**TASK TO CARRY OUT**. Look through the records below, and copy out every line that holds the string "Aluminum".

**SUPPLIED INFORMATION**.
***

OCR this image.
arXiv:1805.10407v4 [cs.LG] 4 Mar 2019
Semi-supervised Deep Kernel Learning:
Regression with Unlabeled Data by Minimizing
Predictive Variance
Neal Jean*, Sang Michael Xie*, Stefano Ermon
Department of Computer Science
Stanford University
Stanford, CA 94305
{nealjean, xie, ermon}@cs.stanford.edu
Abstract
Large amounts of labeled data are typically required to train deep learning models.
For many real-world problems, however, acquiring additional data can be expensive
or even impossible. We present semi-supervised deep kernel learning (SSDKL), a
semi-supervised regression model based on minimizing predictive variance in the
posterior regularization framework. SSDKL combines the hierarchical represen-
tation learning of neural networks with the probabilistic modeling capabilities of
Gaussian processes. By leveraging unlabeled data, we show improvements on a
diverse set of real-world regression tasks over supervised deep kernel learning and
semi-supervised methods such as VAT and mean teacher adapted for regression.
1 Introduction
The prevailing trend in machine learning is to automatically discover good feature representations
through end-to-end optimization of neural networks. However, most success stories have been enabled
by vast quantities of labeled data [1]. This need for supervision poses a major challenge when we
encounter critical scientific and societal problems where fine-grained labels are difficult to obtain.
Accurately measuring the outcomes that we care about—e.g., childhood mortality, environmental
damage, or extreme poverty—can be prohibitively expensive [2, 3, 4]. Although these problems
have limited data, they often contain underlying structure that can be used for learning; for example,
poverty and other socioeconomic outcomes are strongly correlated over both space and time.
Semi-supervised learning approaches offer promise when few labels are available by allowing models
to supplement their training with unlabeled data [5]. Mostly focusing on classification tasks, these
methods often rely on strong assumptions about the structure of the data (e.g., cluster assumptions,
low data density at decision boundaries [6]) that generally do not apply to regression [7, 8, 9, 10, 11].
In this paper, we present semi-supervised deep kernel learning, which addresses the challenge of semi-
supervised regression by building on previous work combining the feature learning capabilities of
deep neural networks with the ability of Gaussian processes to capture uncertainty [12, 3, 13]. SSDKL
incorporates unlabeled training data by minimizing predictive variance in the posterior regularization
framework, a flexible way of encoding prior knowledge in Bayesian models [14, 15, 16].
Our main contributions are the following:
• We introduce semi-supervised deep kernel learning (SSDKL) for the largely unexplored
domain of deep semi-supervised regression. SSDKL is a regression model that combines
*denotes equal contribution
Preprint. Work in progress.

***

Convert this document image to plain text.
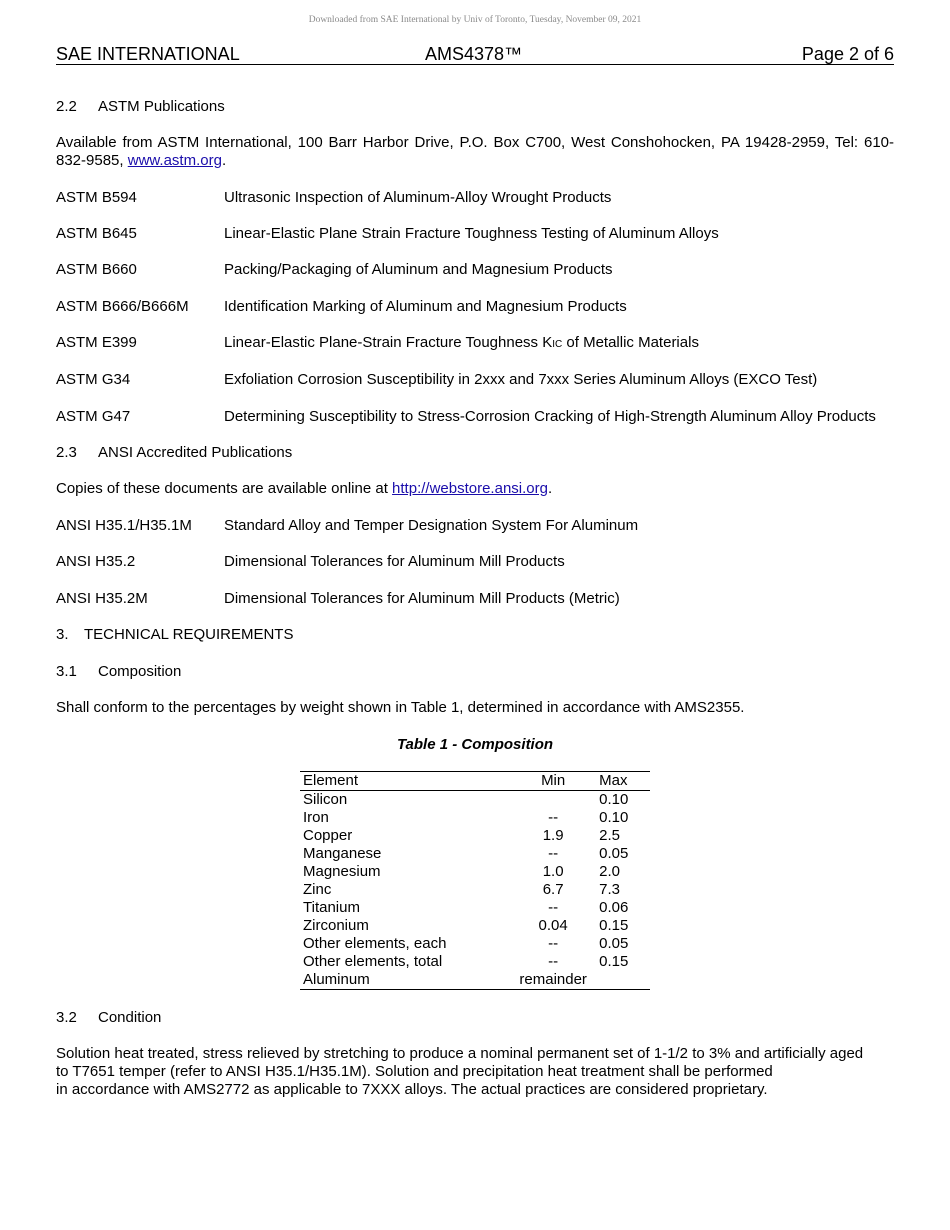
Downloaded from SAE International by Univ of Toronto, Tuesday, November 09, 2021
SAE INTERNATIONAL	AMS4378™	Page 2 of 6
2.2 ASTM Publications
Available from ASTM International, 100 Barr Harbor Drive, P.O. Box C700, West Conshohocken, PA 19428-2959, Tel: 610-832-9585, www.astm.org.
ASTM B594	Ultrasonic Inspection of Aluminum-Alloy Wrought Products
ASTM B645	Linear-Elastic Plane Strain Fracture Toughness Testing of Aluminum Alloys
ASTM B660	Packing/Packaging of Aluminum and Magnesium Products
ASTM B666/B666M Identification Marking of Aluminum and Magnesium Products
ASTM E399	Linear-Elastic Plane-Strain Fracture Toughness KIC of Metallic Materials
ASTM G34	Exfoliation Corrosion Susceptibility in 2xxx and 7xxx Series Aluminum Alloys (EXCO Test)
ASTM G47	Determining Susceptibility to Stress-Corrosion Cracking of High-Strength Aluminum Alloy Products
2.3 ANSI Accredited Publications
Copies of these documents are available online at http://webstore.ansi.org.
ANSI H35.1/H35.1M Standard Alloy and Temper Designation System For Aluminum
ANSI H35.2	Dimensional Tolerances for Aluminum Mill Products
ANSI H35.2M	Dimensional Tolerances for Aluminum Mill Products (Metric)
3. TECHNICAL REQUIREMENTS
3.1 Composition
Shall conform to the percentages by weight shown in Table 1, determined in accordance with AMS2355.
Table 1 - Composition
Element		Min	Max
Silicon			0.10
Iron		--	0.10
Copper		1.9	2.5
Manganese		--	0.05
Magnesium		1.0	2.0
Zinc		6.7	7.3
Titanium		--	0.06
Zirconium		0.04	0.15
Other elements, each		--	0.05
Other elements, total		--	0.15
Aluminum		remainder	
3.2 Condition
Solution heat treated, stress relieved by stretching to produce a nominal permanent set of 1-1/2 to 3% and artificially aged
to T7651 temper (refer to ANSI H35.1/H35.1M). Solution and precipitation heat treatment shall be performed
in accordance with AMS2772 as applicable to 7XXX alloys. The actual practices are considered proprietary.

***

**THE RESPONSE**.
ASTM B594	Ultrasonic Inspection of Aluminum-Alloy Wrought Products
ASTM B645	Linear-Elastic Plane Strain Fracture Toughness Testing of Aluminum Alloys
ASTM B660	Packing/Packaging of Aluminum and Magnesium Products
ASTM B666/B666M Identification Marking of Aluminum and Magnesium Products
ASTM G34	Exfoliation Corrosion Susceptibility in 2xxx and 7xxx Series Aluminum Alloys (EXCO Test)
ASTM G47	Determining Susceptibility to Stress-Corrosion Cracking of High-Strength Aluminum Alloy Products
ANSI H35.1/H35.1M Standard Alloy and Temper Designation System For Aluminum
ANSI H35.2	Dimensional Tolerances for Aluminum Mill Products
ANSI H35.2M	Dimensional Tolerances for Aluminum Mill Products (Metric)
Aluminum		remainder	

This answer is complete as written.